=== TASK STATEMENT ===
Copy down all of the data underneath, exactly as shown.
# START OF DATA SHOWN
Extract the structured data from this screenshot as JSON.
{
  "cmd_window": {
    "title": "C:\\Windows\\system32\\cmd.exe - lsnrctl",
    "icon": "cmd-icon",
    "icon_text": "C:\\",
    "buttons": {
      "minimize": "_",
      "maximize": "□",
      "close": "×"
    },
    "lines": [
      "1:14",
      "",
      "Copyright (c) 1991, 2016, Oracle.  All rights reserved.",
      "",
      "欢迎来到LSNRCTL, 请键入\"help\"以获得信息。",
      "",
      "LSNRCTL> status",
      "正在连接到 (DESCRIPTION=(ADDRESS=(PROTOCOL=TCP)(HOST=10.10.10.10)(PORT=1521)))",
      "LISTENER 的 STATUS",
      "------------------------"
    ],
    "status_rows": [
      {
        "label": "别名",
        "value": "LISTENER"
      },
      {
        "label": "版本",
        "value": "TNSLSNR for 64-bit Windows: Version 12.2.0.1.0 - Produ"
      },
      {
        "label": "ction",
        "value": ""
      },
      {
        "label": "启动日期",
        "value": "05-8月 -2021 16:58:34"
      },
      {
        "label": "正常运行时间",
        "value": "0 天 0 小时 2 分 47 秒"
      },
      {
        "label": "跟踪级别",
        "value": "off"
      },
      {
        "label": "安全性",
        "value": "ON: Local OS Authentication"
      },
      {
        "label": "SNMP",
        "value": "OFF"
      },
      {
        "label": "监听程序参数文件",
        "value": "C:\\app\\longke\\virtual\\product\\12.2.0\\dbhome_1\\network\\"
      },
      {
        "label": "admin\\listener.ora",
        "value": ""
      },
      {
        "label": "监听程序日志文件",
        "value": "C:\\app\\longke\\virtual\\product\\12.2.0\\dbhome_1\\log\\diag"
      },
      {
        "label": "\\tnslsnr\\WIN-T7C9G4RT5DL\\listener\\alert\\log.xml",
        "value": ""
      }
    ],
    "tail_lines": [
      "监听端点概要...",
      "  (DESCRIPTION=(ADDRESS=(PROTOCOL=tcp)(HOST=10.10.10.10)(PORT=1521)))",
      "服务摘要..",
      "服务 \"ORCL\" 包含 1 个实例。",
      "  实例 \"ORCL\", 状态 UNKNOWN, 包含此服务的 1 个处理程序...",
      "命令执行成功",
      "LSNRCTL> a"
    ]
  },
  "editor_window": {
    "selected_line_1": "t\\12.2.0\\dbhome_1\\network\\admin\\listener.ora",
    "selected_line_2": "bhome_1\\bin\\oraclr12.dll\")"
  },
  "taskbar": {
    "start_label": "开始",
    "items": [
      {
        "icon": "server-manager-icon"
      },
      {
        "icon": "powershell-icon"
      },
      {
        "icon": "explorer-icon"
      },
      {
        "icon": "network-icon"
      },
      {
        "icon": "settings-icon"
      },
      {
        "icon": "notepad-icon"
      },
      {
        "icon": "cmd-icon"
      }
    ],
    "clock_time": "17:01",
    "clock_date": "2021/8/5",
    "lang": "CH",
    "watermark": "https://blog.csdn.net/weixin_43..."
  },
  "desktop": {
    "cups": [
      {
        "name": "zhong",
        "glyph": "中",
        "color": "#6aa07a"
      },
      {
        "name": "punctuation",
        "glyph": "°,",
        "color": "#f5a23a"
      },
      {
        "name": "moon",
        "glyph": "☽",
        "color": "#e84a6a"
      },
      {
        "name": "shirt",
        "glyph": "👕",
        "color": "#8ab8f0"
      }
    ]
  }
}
# END OF DATA SHOWN
=== REPLY ===
Extract the structured data from this screenshot as JSON.
{
  "cmd_window": {
    "title": "C:\\Windows\\system32\\cmd.exe - lsnrctl",
    "icon": "cmd-icon",
    "icon_text": "C:\\",
    "buttons": {
      "minimize": "_",
      "maximize": "□",
      "close": "×"
    },
    "lines": [
      "1:14",
      "",
      "Copyright (c) 1991, 2016, Oracle.  All rights reserved.",
      "",
      "欢迎来到LSNRCTL, 请键入\"help\"以获得信息。",
      "",
      "LSNRCTL> status",
      "正在连接到 (DESCRIPTION=(ADDRESS=(PROTOCOL=TCP)(HOST=10.10.10.10)(PORT=1521)))",
      "LISTENER 的 STATUS",
      "------------------------"
    ],
    "status_rows": [
      {
        "label": "别名",
        "value": "LISTENER"
      },
      {
        "label": "版本",
        "value": "TNSLSNR for 64-bit Windows: Version 12.2.0.1.0 - Produ"
      },
      {
        "label": "ction",
        "value": ""
      },
      {
        "label": "启动日期",
        "value": "05-8月 -2021 16:58:34"
      },
      {
        "label": "正常运行时间",
        "value": "0 天 0 小时 2 分 47 秒"
      },
      {
        "label": "跟踪级别",
        "value": "off"
      },
      {
        "label": "安全性",
        "value": "ON: Local OS Authentication"
      },
      {
        "label": "SNMP",
        "value": "OFF"
      },
      {
        "label": "监听程序参数文件",
        "value": "C:\\app\\longke\\virtual\\product\\12.2.0\\dbhome_1\\network\\"
      },
      {
        "label": "admin\\listener.ora",
        "value": ""
      },
      {
        "label": "监听程序日志文件",
        "value": "C:\\app\\longke\\virtual\\product\\12.2.0\\dbhome_1\\log\\diag"
      },
      {
        "label": "\\tnslsnr\\WIN-T7C9G4RT5DL\\listener\\alert\\log.xml",
        "value": ""
      }
    ],
    "tail_lines": [
      "监听端点概要...",
      "  (DESCRIPTION=(ADDRESS=(PROTOCOL=tcp)(HOST=10.10.10.10)(PORT=1521)))",
      "服务摘要..",
      "服务 \"ORCL\" 包含 1 个实例。",
      "  实例 \"ORCL\", 状态 UNKNOWN, 包含此服务的 1 个处理程序...",
      "命令执行成功",
      "LSNRCTL> a"
    ]
  },
  "editor_window": {
    "selected_line_1": "t\\12.2.0\\dbhome_1\\network\\admin\\listener.ora",
    "selected_line_2": "bhome_1\\bin\\oraclr12.dll\")"
  },
  "taskbar": {
    "start_label": "开始",
    "items": [
      {
        "icon": "server-manager-icon"
      },
      {
        "icon": "powershell-icon"
      },
      {
        "icon": "explorer-icon"
      },
      {
        "icon": "network-icon"
      },
      {
        "icon": "settings-icon"
      },
      {
        "icon": "notepad-icon"
      },
      {
        "icon": "cmd-icon"
      }
    ],
    "clock_time": "17:01",
    "clock_date": "2021/8/5",
    "lang": "CH",
    "watermark": "https://blog.csdn.net/weixin_43..."
  },
  "desktop": {
    "cups": [
      {
        "name": "zhong",
        "glyph": "中",
        "color": "#6aa07a"
      },
      {
        "name": "punctuation",
        "glyph": "°,",
        "color": "#f5a23a"
      },
      {
        "name": "moon",
        "glyph": "☽",
        "color": "#e84a6a"
      },
      {
        "name": "shirt",
        "glyph": "👕",
        "color": "#8ab8f0"
      }
    ]
  }
}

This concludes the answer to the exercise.